### Task instructions
Report each line of the data that includes the word "nhiêu".

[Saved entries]
--- Start ---
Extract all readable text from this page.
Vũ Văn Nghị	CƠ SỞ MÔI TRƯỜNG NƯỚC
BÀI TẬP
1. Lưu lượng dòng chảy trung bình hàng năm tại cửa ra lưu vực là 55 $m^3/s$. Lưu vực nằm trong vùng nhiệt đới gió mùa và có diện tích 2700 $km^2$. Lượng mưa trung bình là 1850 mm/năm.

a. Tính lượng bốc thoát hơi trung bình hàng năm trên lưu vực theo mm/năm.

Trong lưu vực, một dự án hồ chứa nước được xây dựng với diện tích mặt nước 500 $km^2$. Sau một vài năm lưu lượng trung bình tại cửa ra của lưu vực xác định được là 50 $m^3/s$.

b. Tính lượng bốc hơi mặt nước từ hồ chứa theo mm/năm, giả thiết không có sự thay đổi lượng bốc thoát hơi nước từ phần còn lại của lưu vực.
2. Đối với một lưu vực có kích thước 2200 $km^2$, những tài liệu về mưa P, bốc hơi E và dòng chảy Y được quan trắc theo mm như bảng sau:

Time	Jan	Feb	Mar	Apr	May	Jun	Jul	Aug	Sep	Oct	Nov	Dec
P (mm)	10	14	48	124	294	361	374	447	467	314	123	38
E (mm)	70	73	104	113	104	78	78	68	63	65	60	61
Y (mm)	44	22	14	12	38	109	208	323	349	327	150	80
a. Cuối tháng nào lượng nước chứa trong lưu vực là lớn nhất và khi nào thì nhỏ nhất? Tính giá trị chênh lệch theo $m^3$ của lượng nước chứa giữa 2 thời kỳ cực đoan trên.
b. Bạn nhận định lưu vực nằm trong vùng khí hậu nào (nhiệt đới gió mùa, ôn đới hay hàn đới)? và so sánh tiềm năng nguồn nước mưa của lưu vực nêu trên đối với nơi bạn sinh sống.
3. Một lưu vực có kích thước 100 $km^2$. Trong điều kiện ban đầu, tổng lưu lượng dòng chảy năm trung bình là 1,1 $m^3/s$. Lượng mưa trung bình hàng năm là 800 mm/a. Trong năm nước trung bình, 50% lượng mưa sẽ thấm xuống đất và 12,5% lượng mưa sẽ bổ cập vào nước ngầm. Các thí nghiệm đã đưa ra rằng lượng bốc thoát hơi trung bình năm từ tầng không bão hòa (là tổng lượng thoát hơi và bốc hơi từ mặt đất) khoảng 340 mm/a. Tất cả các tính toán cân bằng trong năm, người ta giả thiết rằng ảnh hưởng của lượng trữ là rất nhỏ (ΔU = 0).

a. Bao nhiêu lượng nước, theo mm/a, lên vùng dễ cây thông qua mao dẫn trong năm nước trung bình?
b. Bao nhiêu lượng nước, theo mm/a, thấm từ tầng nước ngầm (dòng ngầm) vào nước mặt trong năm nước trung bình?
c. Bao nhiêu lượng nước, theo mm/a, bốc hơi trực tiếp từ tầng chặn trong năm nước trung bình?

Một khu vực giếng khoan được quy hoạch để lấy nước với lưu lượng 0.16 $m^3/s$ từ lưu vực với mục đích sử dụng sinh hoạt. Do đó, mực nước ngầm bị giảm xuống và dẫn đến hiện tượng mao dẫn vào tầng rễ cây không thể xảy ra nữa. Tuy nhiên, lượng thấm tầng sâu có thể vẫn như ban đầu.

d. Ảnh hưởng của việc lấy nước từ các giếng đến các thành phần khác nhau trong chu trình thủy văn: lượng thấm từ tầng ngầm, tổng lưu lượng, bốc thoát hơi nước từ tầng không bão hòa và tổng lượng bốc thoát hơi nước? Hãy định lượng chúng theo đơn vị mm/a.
--- End ---
### Written answer
a. Bao nhiêu lượng nước, theo mm/a, lên vùng dễ cây thông qua mao dẫn trong năm nước trung bình?
b. Bao nhiêu lượng nước, theo mm/a, thấm từ tầng nước ngầm (dòng ngầm) vào nước mặt trong năm nước trung bình?
c. Bao nhiêu lượng nước, theo mm/a, bốc hơi trực tiếp từ tầng chặn trong năm nước trung bình?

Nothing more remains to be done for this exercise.